-- Opening Marker --

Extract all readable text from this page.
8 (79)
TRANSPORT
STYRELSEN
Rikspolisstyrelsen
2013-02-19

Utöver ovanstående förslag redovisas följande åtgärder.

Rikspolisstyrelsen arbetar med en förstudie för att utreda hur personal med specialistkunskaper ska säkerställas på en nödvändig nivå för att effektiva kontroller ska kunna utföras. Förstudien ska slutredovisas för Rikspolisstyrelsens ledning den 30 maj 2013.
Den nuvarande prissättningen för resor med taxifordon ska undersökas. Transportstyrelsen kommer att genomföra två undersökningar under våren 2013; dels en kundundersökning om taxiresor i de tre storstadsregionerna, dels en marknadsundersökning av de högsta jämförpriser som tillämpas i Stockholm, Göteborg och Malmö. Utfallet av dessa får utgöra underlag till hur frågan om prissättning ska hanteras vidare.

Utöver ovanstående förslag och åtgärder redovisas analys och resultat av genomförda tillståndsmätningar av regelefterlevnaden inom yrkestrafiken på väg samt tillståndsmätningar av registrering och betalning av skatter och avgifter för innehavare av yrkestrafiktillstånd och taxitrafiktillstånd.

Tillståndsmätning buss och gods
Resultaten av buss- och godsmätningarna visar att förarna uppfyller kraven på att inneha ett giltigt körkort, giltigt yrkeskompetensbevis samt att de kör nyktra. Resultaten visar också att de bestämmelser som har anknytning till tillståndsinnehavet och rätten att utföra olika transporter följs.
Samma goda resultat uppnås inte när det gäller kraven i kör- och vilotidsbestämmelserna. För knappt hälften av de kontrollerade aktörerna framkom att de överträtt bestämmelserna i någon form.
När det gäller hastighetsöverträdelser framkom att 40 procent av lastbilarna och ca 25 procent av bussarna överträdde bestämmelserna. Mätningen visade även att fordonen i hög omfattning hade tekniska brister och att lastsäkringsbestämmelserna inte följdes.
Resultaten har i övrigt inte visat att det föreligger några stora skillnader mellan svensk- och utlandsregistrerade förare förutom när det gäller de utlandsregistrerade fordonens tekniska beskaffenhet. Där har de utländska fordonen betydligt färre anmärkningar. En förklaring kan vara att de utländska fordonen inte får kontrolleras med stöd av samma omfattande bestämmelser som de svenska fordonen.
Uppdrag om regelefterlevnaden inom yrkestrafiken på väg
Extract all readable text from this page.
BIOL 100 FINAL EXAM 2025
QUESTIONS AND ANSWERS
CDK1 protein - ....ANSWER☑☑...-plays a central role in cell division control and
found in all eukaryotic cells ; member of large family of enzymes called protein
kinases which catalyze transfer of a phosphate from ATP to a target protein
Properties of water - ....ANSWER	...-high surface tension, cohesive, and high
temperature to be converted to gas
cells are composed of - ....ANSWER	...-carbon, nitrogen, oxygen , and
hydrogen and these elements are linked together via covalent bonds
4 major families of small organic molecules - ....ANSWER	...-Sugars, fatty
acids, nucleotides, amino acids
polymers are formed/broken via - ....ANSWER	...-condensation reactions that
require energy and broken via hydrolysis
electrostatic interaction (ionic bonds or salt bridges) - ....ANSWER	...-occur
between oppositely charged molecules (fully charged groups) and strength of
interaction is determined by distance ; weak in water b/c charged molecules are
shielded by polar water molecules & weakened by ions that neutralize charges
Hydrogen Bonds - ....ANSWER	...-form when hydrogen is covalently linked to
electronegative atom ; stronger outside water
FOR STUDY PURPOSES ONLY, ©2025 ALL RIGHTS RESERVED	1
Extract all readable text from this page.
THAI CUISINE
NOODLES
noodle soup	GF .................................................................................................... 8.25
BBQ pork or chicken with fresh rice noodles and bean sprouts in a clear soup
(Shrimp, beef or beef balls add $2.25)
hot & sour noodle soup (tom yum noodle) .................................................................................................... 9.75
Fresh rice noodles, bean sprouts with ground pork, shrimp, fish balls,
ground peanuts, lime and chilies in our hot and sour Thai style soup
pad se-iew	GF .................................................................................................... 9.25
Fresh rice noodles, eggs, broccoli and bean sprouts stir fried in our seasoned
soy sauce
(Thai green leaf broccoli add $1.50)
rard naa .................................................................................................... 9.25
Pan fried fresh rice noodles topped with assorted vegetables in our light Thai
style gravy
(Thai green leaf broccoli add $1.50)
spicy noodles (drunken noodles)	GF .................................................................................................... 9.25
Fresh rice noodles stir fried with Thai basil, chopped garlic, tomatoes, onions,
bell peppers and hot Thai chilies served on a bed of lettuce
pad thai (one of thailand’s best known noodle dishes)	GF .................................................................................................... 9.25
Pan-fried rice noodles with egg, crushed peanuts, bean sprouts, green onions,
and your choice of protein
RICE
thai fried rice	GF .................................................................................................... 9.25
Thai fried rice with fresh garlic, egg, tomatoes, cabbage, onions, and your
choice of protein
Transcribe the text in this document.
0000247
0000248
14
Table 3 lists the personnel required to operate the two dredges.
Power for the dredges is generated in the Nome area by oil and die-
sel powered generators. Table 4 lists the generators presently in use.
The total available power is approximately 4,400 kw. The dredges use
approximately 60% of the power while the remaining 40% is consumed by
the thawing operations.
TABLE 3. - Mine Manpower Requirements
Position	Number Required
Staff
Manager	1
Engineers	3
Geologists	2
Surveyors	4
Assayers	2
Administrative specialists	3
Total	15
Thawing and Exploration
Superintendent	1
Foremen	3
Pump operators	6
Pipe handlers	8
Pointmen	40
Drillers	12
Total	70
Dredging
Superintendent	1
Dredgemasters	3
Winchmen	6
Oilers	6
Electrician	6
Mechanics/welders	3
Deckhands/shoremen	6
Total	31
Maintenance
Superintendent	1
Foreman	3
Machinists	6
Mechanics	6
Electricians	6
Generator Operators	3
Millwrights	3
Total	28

-- Closing Marker --

> Task item:
The lines you need are those holding the word "style"; copy each of them from the material above.

> Solution to this problem:
ground peanuts, lime and chilies in our hot and sour Thai style soup
style gravy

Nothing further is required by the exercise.